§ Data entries
══════

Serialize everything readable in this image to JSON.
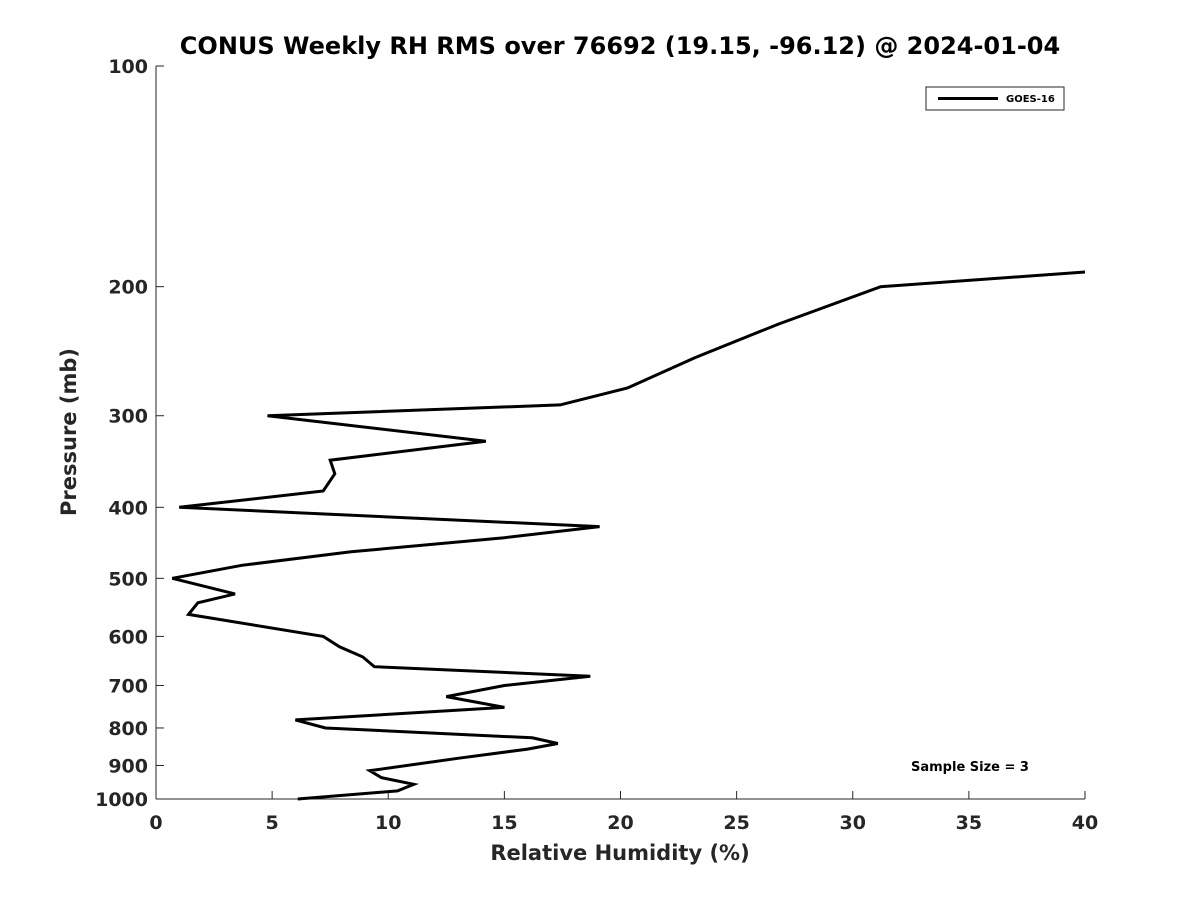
{
  "chart_data": {
    "type": "line",
    "title": "CONUS Weekly RH RMS over 76692 (19.15, -96.12) @ 2024-01-04",
    "xlabel": "Relative Humidity (%)",
    "ylabel": "Pressure (mb)",
    "xlim": [
      0,
      40
    ],
    "ylim": [
      100,
      1000
    ],
    "y_scale": "log",
    "y_reversed": true,
    "grid": false,
    "legend_position": "top-right",
    "xticks": [
      0,
      5,
      10,
      15,
      20,
      25,
      30,
      35,
      40
    ],
    "yticks": [
      100,
      200,
      300,
      400,
      500,
      600,
      700,
      800,
      900,
      1000
    ],
    "series": [
      {
        "name": "GOES-16",
        "color": "#000000",
        "points": [
          {
            "x": 40.0,
            "y": 191
          },
          {
            "x": 31.2,
            "y": 200
          },
          {
            "x": 26.8,
            "y": 225
          },
          {
            "x": 23.2,
            "y": 250
          },
          {
            "x": 20.3,
            "y": 275
          },
          {
            "x": 17.4,
            "y": 290
          },
          {
            "x": 4.8,
            "y": 300
          },
          {
            "x": 14.2,
            "y": 325
          },
          {
            "x": 7.5,
            "y": 345
          },
          {
            "x": 7.7,
            "y": 360
          },
          {
            "x": 7.2,
            "y": 380
          },
          {
            "x": 1.0,
            "y": 400
          },
          {
            "x": 19.1,
            "y": 425
          },
          {
            "x": 15.0,
            "y": 440
          },
          {
            "x": 8.4,
            "y": 460
          },
          {
            "x": 3.7,
            "y": 480
          },
          {
            "x": 0.7,
            "y": 500
          },
          {
            "x": 3.4,
            "y": 525
          },
          {
            "x": 1.8,
            "y": 540
          },
          {
            "x": 1.4,
            "y": 560
          },
          {
            "x": 7.2,
            "y": 600
          },
          {
            "x": 7.9,
            "y": 620
          },
          {
            "x": 8.9,
            "y": 640
          },
          {
            "x": 9.4,
            "y": 660
          },
          {
            "x": 18.7,
            "y": 680
          },
          {
            "x": 15.0,
            "y": 700
          },
          {
            "x": 12.5,
            "y": 725
          },
          {
            "x": 15.0,
            "y": 750
          },
          {
            "x": 6.0,
            "y": 780
          },
          {
            "x": 7.3,
            "y": 800
          },
          {
            "x": 16.2,
            "y": 825
          },
          {
            "x": 17.3,
            "y": 840
          },
          {
            "x": 16.0,
            "y": 855
          },
          {
            "x": 13.0,
            "y": 880
          },
          {
            "x": 9.2,
            "y": 915
          },
          {
            "x": 9.7,
            "y": 935
          },
          {
            "x": 11.1,
            "y": 955
          },
          {
            "x": 10.4,
            "y": 975
          },
          {
            "x": 6.1,
            "y": 1000
          }
        ]
      }
    ],
    "annotations": [
      "Sample Size = 3"
    ]
  }
}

══════

§ WRITTEN PROBLEM
Without the pictures, reproduce every line of the records above exactly.

§ THE REPLY
Serialize everything readable in this image to JSON.
{
  "chart_data": {
    "type": "line",
    "title": "CONUS Weekly RH RMS over 76692 (19.15, -96.12) @ 2024-01-04",
    "xlabel": "Relative Humidity (%)",
    "ylabel": "Pressure (mb)",
    "xlim": [
      0,
      40
    ],
    "ylim": [
      100,
      1000
    ],
    "y_scale": "log",
    "y_reversed": true,
    "grid": false,
    "legend_position": "top-right",
    "xticks": [
      0,
      5,
      10,
      15,
      20,
      25,
      30,
      35,
      40
    ],
    "yticks": [
      100,
      200,
      300,
      400,
      500,
      600,
      700,
      800,
      900,
      1000
    ],
    "series": [
      {
        "name": "GOES-16",
        "color": "#000000",
        "points": [
          {
            "x": 40.0,
            "y": 191
          },
          {
            "x": 31.2,
            "y": 200
          },
          {
            "x": 26.8,
            "y": 225
          },
          {
            "x": 23.2,
            "y": 250
          },
          {
            "x": 20.3,
            "y": 275
          },
          {
            "x": 17.4,
            "y": 290
          },
          {
            "x": 4.8,
            "y": 300
          },
          {
            "x": 14.2,
            "y": 325
          },
          {
            "x": 7.5,
            "y": 345
          },
          {
            "x": 7.7,
            "y": 360
          },
          {
            "x": 7.2,
            "y": 380
          },
          {
            "x": 1.0,
            "y": 400
          },
          {
            "x": 19.1,
            "y": 425
          },
          {
            "x": 15.0,
            "y": 440
          },
          {
            "x": 8.4,
            "y": 460
          },
          {
            "x": 3.7,
            "y": 480
          },
          {
            "x": 0.7,
            "y": 500
          },
          {
            "x": 3.4,
            "y": 525
          },
          {
            "x": 1.8,
            "y": 540
          },
          {
            "x": 1.4,
            "y": 560
          },
          {
            "x": 7.2,
            "y": 600
          },
          {
            "x": 7.9,
            "y": 620
          },
          {
            "x": 8.9,
            "y": 640
          },
          {
            "x": 9.4,
            "y": 660
          },
          {
            "x": 18.7,
            "y": 680
          },
          {
            "x": 15.0,
            "y": 700
          },
          {
            "x": 12.5,
            "y": 725
          },
          {
            "x": 15.0,
            "y": 750
          },
          {
            "x": 6.0,
            "y": 780
          },
          {
            "x": 7.3,
            "y": 800
          },
          {
            "x": 16.2,
            "y": 825
          },
          {
            "x": 17.3,
            "y": 840
          },
          {
            "x": 16.0,
            "y": 855
          },
          {
            "x": 13.0,
            "y": 880
          },
          {
            "x": 9.2,
            "y": 915
          },
          {
            "x": 9.7,
            "y": 935
          },
          {
            "x": 11.1,
            "y": 955
          },
          {
            "x": 10.4,
            "y": 975
          },
          {
            "x": 6.1,
            "y": 1000
          }
        ]
      }
    ],
    "annotations": [
      "Sample Size = 3"
    ]
  }
}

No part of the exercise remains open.